DOMANDE:
a. Rispondi alle domande sull'estratto:
(i) Secondo l'estratto, perché Berlusconi è entrato in politica?
(ii) In mano a chi si trova oggi Forza Italia?
(iii) Da che cosa si è dissociato Crisanti?
b. Riproduci dall'estratto il passo che comincia con le parole «Berlusconi è stato» e si chiude dopo le parole «gente senza lavoro.».

ESTRATTO:
+++

Berlusconi è stato un grande imprenditore che poi è entrato in politica per distrarre la magistratura. Oggi Forza Italia è tutta in mano ai suoi colonnelli. Anche il fatto che Berlusconi non si possa candidare perché presidente della Repubblica perché divisivo, dice il PD. Ma perché Draghi non è divisivo? Che ha spaccato in due il paese fra vaccinati e non vaccinati, abbiamo scoperto che in Italia abbiamo questa differenza, abbiamo creato un odio sociale che non ha senso soprattutto alla luce di quel periodo di due tre mesi durante il 2020. Ma anche l’Inghilterra ha chiuso, però poi ha riaperto. Ma allora i medici inglesi e scozzesi sono tutti scemi? L’unico intelligente è Bassetti? Basta vedere che anche uno come Crisanti si è dissociato da queste forme draconiane. Non puoi tenere la gente senza lavoro.

+++

MATERIALE ESTRATTO:
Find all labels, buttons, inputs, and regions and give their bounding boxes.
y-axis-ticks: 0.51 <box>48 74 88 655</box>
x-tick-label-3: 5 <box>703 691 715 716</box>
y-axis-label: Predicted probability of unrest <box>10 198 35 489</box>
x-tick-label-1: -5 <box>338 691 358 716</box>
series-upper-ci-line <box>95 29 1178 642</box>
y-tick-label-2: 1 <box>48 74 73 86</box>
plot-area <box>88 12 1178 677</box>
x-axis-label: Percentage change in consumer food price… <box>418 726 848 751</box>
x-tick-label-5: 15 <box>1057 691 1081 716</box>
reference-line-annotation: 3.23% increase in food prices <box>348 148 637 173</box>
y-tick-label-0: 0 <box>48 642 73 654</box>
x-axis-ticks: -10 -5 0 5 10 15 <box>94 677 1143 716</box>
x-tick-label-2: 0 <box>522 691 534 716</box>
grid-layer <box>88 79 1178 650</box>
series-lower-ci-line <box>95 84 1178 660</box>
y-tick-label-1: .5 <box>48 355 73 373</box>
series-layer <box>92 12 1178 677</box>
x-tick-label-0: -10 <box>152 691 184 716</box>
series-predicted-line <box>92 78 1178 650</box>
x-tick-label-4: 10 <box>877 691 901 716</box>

+++

RISPOSTE:
a.
(i) Per distrarre la magistratura.
(ii) In mano ai suoi colonnelli.
(iii) Da queste forme draconiane.

b.
Berlusconi è stato un grande imprenditore che poi è entrato in politica per distrarre la magistratura. Oggi Forza Italia è tutta in mano ai suoi colonnelli. Anche il fatto che Berlusconi non si possa candidare perché presidente della Repubblica perché divisivo, dice il PD. Ma perché Draghi non è divisivo? Che ha spaccato in due il paese fra vaccinati e non vaccinati, abbiamo scoperto che in Italia abbiamo questa differenza, abbiamo creato un odio sociale che non ha senso soprattutto alla luce di quel periodo di due tre mesi durante il 2020. Ma anche l’Inghilterra ha chiuso, però poi ha riaperto. Ma allora i medici inglesi e scozzesi sono tutti scemi? L’unico intelligente è Bassetti? Basta vedere che anche uno come Crisanti si è dissociato da queste forme draconiane. Non puoi tenere la gente senza lavoro.